Your task is to reproduce the material exactly.

* [PROVIDED DATA]

%%

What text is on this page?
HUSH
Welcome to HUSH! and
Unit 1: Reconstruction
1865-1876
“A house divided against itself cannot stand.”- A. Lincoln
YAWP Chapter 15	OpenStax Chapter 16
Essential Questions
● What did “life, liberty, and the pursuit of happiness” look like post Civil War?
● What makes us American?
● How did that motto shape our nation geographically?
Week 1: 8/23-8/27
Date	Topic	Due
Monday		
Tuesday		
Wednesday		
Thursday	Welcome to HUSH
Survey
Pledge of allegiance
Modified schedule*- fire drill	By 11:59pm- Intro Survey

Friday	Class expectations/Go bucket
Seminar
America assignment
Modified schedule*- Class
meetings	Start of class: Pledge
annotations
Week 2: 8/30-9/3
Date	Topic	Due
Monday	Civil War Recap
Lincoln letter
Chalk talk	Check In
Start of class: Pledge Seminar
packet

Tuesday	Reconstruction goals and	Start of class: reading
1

%%

* [RESULT OF THIS EXERCISE]
What text is on this page?
HUSH
Welcome to HUSH! and
Unit 1: Reconstruction
1865-1876
“A house divided against itself cannot stand.”- A. Lincoln
YAWP Chapter 15	OpenStax Chapter 16
Essential Questions
● What did “life, liberty, and the pursuit of happiness” look like post Civil War?
● What makes us American?
● How did that motto shape our nation geographically?
Week 1: 8/23-8/27
Date	Topic	Due
Monday		
Tuesday		
Wednesday		
Thursday	Welcome to HUSH
Survey
Pledge of allegiance
Modified schedule*- fire drill	By 11:59pm- Intro Survey

Friday	Class expectations/Go bucket
Seminar
America assignment
Modified schedule*- Class
meetings	Start of class: Pledge
annotations
Week 2: 8/30-9/3
Date	Topic	Due
Monday	Civil War Recap
Lincoln letter
Chalk talk	Check In
Start of class: Pledge Seminar
packet

Tuesday	Reconstruction goals and	Start of class: reading
1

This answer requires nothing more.